### WHAT IS BEING ASKED
Output word for word the lines from the one with "Parse this screenshot: output" to the final line of the data, both ends included, but skip the pictures.

***** SUPPLIED DATA *****

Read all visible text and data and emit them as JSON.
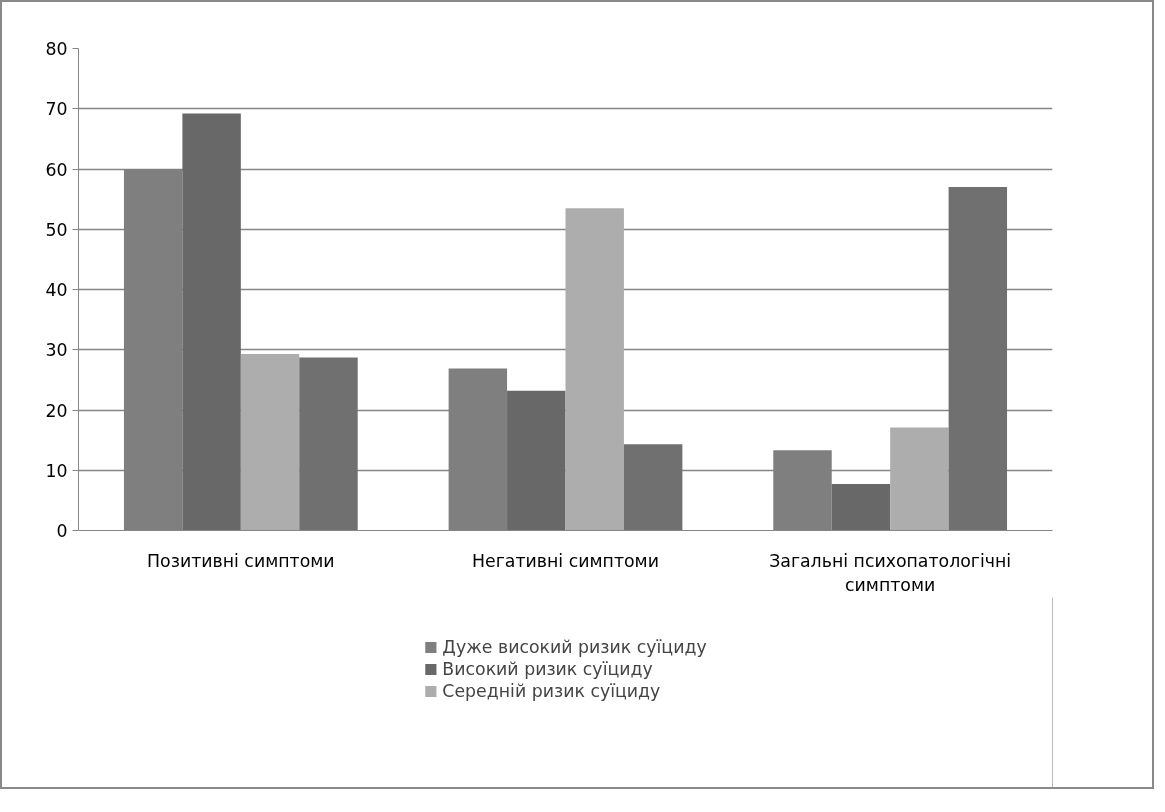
{
  "chart_data": {
    "type": "bar",
    "categories": [
      "Позитивні симптоми",
      "Негативні симптоми",
      "Загальні психопатологічні симптоми"
    ],
    "series": [
      {
        "name": "Дуже високий ризик суїциду",
        "color": "#7f7f7f",
        "values": [
          60,
          26.9,
          13.3
        ]
      },
      {
        "name": "Високий ризик суїциду",
        "color": "#686868",
        "values": [
          69.2,
          23.2,
          7.7
        ]
      },
      {
        "name": "Середній ризик суїциду",
        "color": "#adadad",
        "values": [
          29.3,
          53.5,
          17.1
        ]
      },
      {
        "color": "#707070",
        "values": [
          28.7,
          14.3,
          57.0
        ]
      }
    ],
    "ylim": [
      0,
      80
    ],
    "yticks": [
      0,
      10,
      20,
      30,
      40,
      50,
      60,
      70,
      80
    ],
    "grid": "y",
    "legend": "bottom"
  }
}
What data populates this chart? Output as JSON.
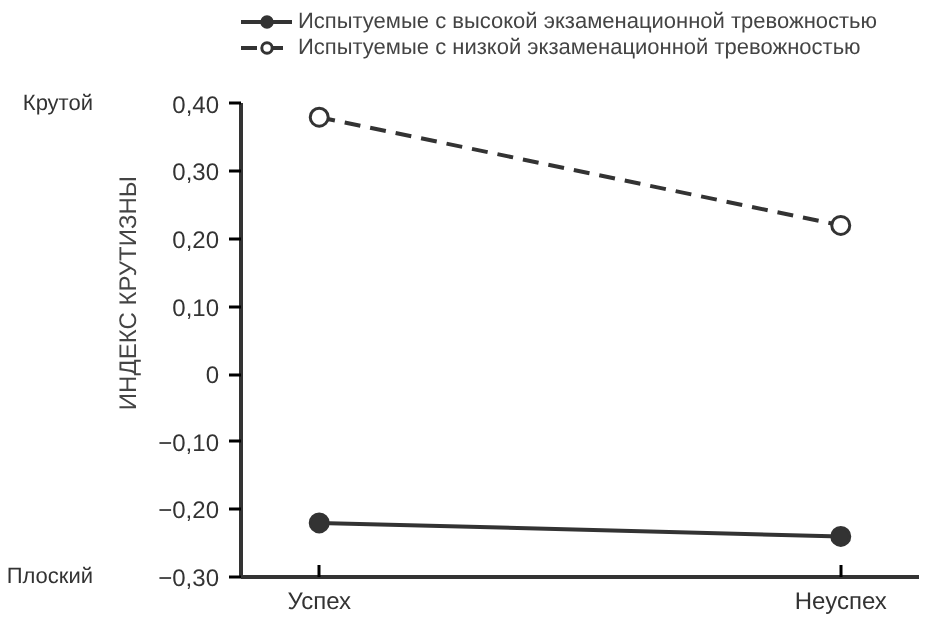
{
  "chart_data": {
    "type": "line",
    "ylabel": "ИНДЕКС КРУТИЗНЫ",
    "categories": [
      "Успех",
      "Неуспех"
    ],
    "series": [
      {
        "name": "Испытуемые с высокой экзаменационной тревожностью",
        "color": "#333333",
        "values": [
          -0.22,
          -0.24
        ],
        "line_style": "solid"
      },
      {
        "name": "Испытуемые с низкой экзаменационной тревожностью",
        "color": "#333333",
        "values": [
          0.38,
          0.22
        ],
        "line_style": "dashed"
      }
    ],
    "ylim": [
      -0.3,
      0.4
    ],
    "yticks": [
      {
        "value": 0.4,
        "label": "0,40"
      },
      {
        "value": 0.3,
        "label": "0,30"
      },
      {
        "value": 0.2,
        "label": "0,20"
      },
      {
        "value": 0.1,
        "label": "0,10"
      },
      0,
      {
        "value": -0.1,
        "label": "−0,10"
      },
      {
        "value": -0.2,
        "label": "−0,20"
      },
      {
        "value": -0.3,
        "label": "−0,30"
      }
    ],
    "annotations": [
      "Крутой",
      "Плоский"
    ],
    "marker": "circle",
    "legend": "top",
    "grid": false
  }
}
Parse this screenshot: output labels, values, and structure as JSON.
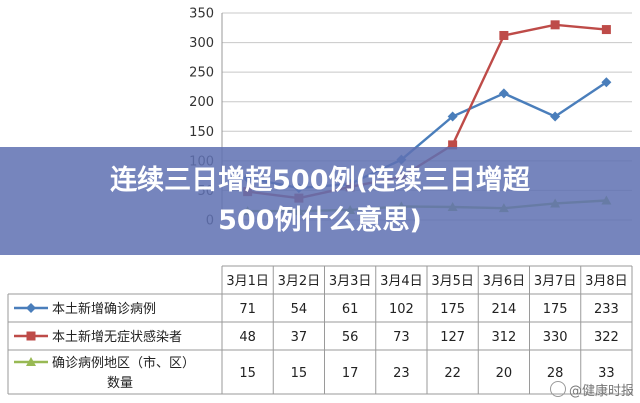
{
  "banner": {
    "line1": "连续三日增超500例(连续三日增超",
    "line2": "500例什么意思)"
  },
  "watermark": "@健康时报",
  "chart_data": {
    "type": "line",
    "categories": [
      "3月1日",
      "3月2日",
      "3月3日",
      "3月4日",
      "3月5日",
      "3月6日",
      "3月7日",
      "3月8日"
    ],
    "ylim": [
      0,
      350
    ],
    "yticks": [
      "0",
      "50",
      "100",
      "150",
      "200",
      "250",
      "300",
      "350"
    ],
    "grid": true,
    "legend": "table-left",
    "series": [
      {
        "name": "本土新增确诊病例",
        "values": [
          71,
          54,
          61,
          102,
          175,
          214,
          175,
          233
        ],
        "color": "#4a7ebb",
        "marker": "diamond"
      },
      {
        "name": "本土新增无症状感染者",
        "values": [
          48,
          37,
          56,
          73,
          127,
          312,
          330,
          322
        ],
        "color": "#be4b48",
        "marker": "square"
      },
      {
        "name": "确诊病例地区（市、区）数量",
        "values": [
          15,
          15,
          17,
          23,
          22,
          20,
          28,
          33
        ],
        "color": "#98b954",
        "marker": "triangle"
      }
    ]
  }
}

*****

### WRITTEN RESPONSE
Parse this screenshot: output labels, values, and structure as JSON.
{
  "banner": {
    "line1": "连续三日增超500例(连续三日增超",
    "line2": "500例什么意思)"
  },
  "watermark": "@健康时报",
  "chart_data": {
    "type": "line",
    "categories": [
      "3月1日",
      "3月2日",
      "3月3日",
      "3月4日",
      "3月5日",
      "3月6日",
      "3月7日",
      "3月8日"
    ],
    "ylim": [
      0,
      350
    ],
    "yticks": [
      "0",
      "50",
      "100",
      "150",
      "200",
      "250",
      "300",
      "350"
    ],
    "grid": true,
    "legend": "table-left",
    "series": [
      {
        "name": "本土新增确诊病例",
        "values": [
          71,
          54,
          61,
          102,
          175,
          214,
          175,
          233
        ],
        "color": "#4a7ebb",
        "marker": "diamond"
      },
      {
        "name": "本土新增无症状感染者",
        "values": [
          48,
          37,
          56,
          73,
          127,
          312,
          330,
          322
        ],
        "color": "#be4b48",
        "marker": "square"
      },
      {
        "name": "确诊病例地区（市、区）数量",
        "values": [
          15,
          15,
          17,
          23,
          22,
          20,
          28,
          33
        ],
        "color": "#98b954",
        "marker": "triangle"
      }
    ]
  }
}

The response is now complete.